● **Data listing**
-------
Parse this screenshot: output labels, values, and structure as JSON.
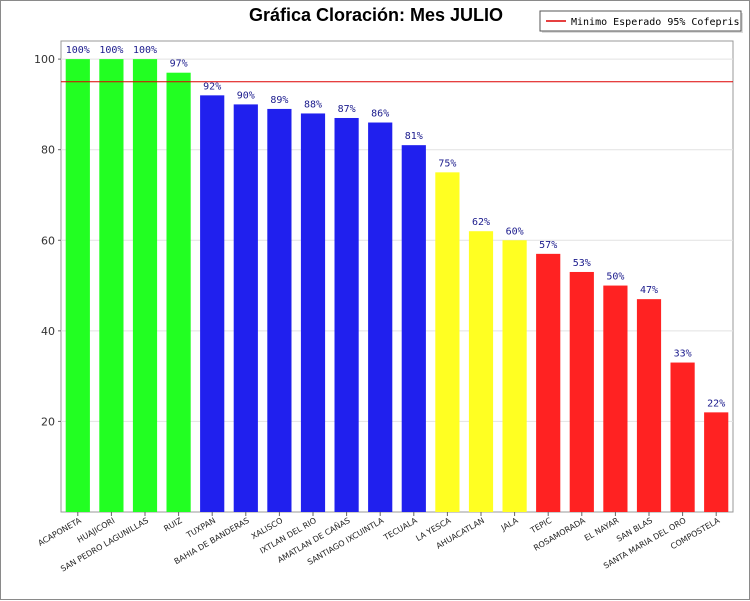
{
  "chart_data": {
    "type": "bar",
    "title": "Gráfica Cloración: Mes JULIO",
    "xlabel": "",
    "ylabel": "",
    "ylim": [
      0,
      104
    ],
    "yticks": [
      20,
      40,
      60,
      80,
      100
    ],
    "grid": true,
    "value_suffix": "%",
    "categories": [
      "ACAPONETA",
      "HUAJICORI",
      "SAN PEDRO LAGUNILLAS",
      "RUIZ",
      "TUXPAN",
      "BAHIA DE BANDERAS",
      "XALISCO",
      "IXTLAN DEL RIO",
      "AMATLAN DE CAÑAS",
      "SANTIAGO IXCUINTLA",
      "TECUALA",
      "LA YESCA",
      "AHUACATLAN",
      "JALA",
      "TEPIC",
      "ROSAMORADA",
      "EL NAYAR",
      "SAN BLAS",
      "SANTA MARIA DEL ORO",
      "COMPOSTELA"
    ],
    "values": [
      100,
      100,
      100,
      97,
      92,
      90,
      89,
      88,
      87,
      86,
      81,
      75,
      62,
      60,
      57,
      53,
      50,
      47,
      33,
      22
    ],
    "bar_colors": [
      "#22ff22",
      "#22ff22",
      "#22ff22",
      "#22ff22",
      "#2020ee",
      "#2020ee",
      "#2020ee",
      "#2020ee",
      "#2020ee",
      "#2020ee",
      "#2020ee",
      "#ffff22",
      "#ffff22",
      "#ffff22",
      "#ff2222",
      "#ff2222",
      "#ff2222",
      "#ff2222",
      "#ff2222",
      "#ff2222"
    ],
    "reference_line": {
      "value": 95,
      "label": "Minimo Esperado 95% Cofepris",
      "color": "#dd0000"
    },
    "legend": {
      "placement": "top-right",
      "entries": [
        "Minimo Esperado 95% Cofepris"
      ]
    }
  }
}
-------
● **Stated goal**
Every entry must be transcribed exactly. Pictures do not belong in the copy.

● **Full solution**
Parse this screenshot: output labels, values, and structure as JSON.
{
  "chart_data": {
    "type": "bar",
    "title": "Gráfica Cloración: Mes JULIO",
    "xlabel": "",
    "ylabel": "",
    "ylim": [
      0,
      104
    ],
    "yticks": [
      20,
      40,
      60,
      80,
      100
    ],
    "grid": true,
    "value_suffix": "%",
    "categories": [
      "ACAPONETA",
      "HUAJICORI",
      "SAN PEDRO LAGUNILLAS",
      "RUIZ",
      "TUXPAN",
      "BAHIA DE BANDERAS",
      "XALISCO",
      "IXTLAN DEL RIO",
      "AMATLAN DE CAÑAS",
      "SANTIAGO IXCUINTLA",
      "TECUALA",
      "LA YESCA",
      "AHUACATLAN",
      "JALA",
      "TEPIC",
      "ROSAMORADA",
      "EL NAYAR",
      "SAN BLAS",
      "SANTA MARIA DEL ORO",
      "COMPOSTELA"
    ],
    "values": [
      100,
      100,
      100,
      97,
      92,
      90,
      89,
      88,
      87,
      86,
      81,
      75,
      62,
      60,
      57,
      53,
      50,
      47,
      33,
      22
    ],
    "bar_colors": [
      "#22ff22",
      "#22ff22",
      "#22ff22",
      "#22ff22",
      "#2020ee",
      "#2020ee",
      "#2020ee",
      "#2020ee",
      "#2020ee",
      "#2020ee",
      "#2020ee",
      "#ffff22",
      "#ffff22",
      "#ffff22",
      "#ff2222",
      "#ff2222",
      "#ff2222",
      "#ff2222",
      "#ff2222",
      "#ff2222"
    ],
    "reference_line": {
      "value": 95,
      "label": "Minimo Esperado 95% Cofepris",
      "color": "#dd0000"
    },
    "legend": {
      "placement": "top-right",
      "entries": [
        "Minimo Esperado 95% Cofepris"
      ]
    }
  }
}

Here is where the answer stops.